* [EXERCISE REQUIREMENTS]: Skip the images and return the records below exactly.

_ _ _ _

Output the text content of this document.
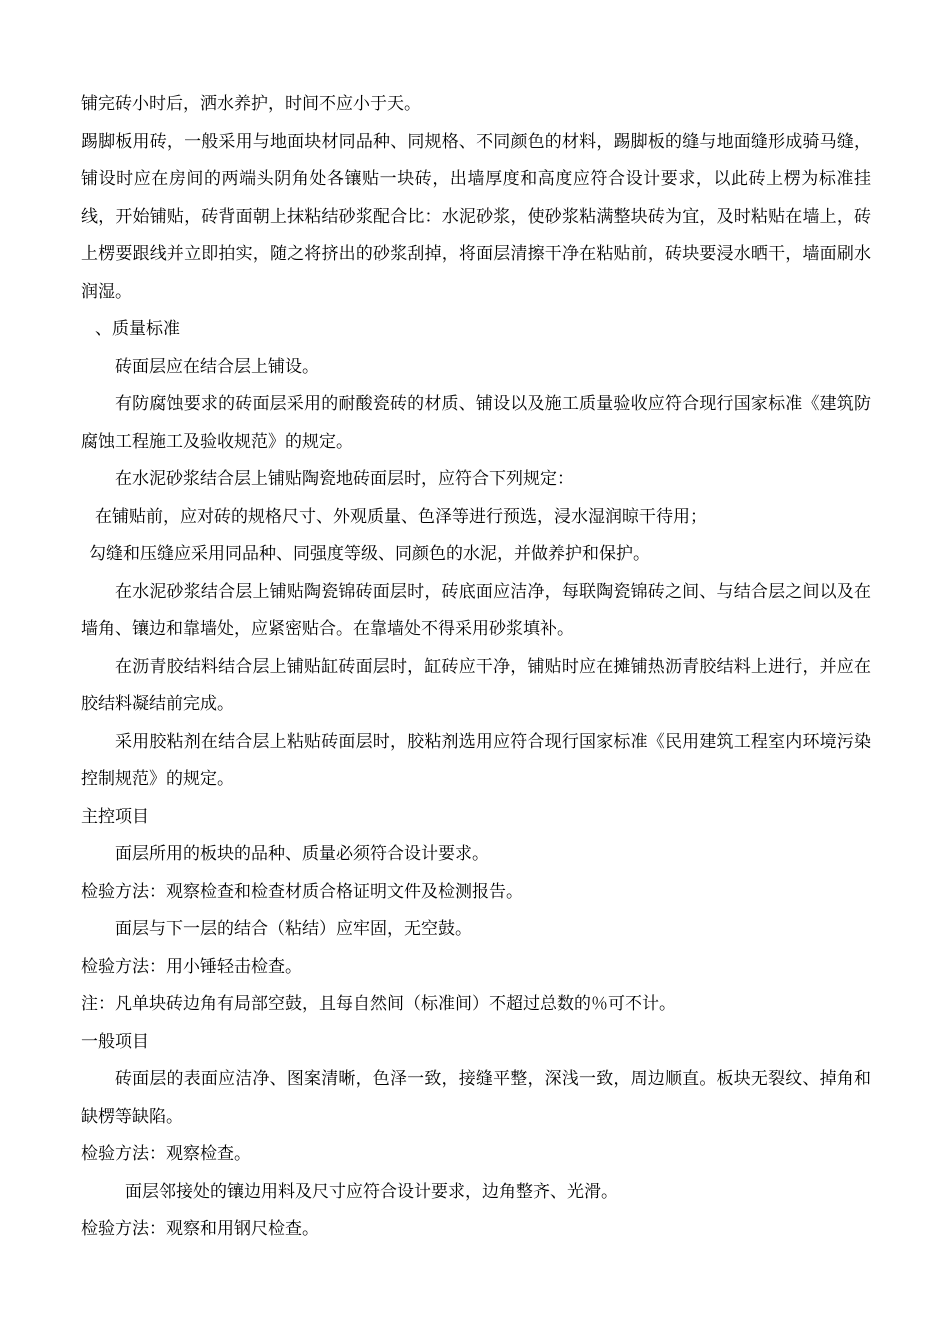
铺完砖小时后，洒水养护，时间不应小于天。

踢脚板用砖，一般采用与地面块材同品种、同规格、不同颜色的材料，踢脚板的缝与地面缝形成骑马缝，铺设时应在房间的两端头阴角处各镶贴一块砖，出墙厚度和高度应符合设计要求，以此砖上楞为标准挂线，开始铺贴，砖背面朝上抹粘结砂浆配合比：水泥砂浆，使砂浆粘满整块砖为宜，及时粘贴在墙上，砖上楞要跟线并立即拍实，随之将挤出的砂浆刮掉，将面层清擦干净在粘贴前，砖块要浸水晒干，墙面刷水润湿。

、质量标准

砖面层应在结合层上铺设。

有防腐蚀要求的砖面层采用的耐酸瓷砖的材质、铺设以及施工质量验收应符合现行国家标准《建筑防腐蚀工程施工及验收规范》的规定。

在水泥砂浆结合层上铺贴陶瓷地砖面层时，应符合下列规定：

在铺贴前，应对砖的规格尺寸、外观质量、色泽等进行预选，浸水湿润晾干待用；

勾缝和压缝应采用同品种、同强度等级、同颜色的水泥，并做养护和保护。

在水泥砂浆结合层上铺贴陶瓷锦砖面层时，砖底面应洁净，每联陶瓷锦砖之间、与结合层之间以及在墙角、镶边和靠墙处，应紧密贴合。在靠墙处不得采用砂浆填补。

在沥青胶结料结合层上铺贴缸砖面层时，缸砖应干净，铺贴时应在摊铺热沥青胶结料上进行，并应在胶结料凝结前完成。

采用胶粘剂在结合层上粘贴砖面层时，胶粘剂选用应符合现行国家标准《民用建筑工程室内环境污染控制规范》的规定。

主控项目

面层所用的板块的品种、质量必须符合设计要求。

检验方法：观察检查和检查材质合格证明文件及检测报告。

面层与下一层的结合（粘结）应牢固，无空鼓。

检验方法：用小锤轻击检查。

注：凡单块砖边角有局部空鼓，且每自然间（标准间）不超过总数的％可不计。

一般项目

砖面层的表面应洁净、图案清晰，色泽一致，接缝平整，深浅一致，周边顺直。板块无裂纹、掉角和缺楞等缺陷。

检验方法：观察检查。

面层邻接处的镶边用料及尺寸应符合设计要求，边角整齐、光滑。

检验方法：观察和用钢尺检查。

_ _ _ _

* [EXERCISE OUTPUT]:
Output the text content of this document.
铺完砖小时后，洒水养护，时间不应小于天。

踢脚板用砖，一般采用与地面块材同品种、同规格、不同颜色的材料，踢脚板的缝与地面缝形成骑马缝，铺设时应在房间的两端头阴角处各镶贴一块砖，出墙厚度和高度应符合设计要求，以此砖上楞为标准挂线，开始铺贴，砖背面朝上抹粘结砂浆配合比：水泥砂浆，使砂浆粘满整块砖为宜，及时粘贴在墙上，砖上楞要跟线并立即拍实，随之将挤出的砂浆刮掉，将面层清擦干净在粘贴前，砖块要浸水晒干，墙面刷水润湿。

、质量标准

砖面层应在结合层上铺设。

有防腐蚀要求的砖面层采用的耐酸瓷砖的材质、铺设以及施工质量验收应符合现行国家标准《建筑防腐蚀工程施工及验收规范》的规定。

在水泥砂浆结合层上铺贴陶瓷地砖面层时，应符合下列规定：

在铺贴前，应对砖的规格尺寸、外观质量、色泽等进行预选，浸水湿润晾干待用；

勾缝和压缝应采用同品种、同强度等级、同颜色的水泥，并做养护和保护。

在水泥砂浆结合层上铺贴陶瓷锦砖面层时，砖底面应洁净，每联陶瓷锦砖之间、与结合层之间以及在墙角、镶边和靠墙处，应紧密贴合。在靠墙处不得采用砂浆填补。

在沥青胶结料结合层上铺贴缸砖面层时，缸砖应干净，铺贴时应在摊铺热沥青胶结料上进行，并应在胶结料凝结前完成。

采用胶粘剂在结合层上粘贴砖面层时，胶粘剂选用应符合现行国家标准《民用建筑工程室内环境污染控制规范》的规定。

主控项目

面层所用的板块的品种、质量必须符合设计要求。

检验方法：观察检查和检查材质合格证明文件及检测报告。

面层与下一层的结合（粘结）应牢固，无空鼓。

检验方法：用小锤轻击检查。

注：凡单块砖边角有局部空鼓，且每自然间（标准间）不超过总数的％可不计。

一般项目

砖面层的表面应洁净、图案清晰，色泽一致，接缝平整，深浅一致，周边顺直。板块无裂纹、掉角和缺楞等缺陷。

检验方法：观察检查。

面层邻接处的镶边用料及尺寸应符合设计要求，边角整齐、光滑。

检验方法：观察和用钢尺检查。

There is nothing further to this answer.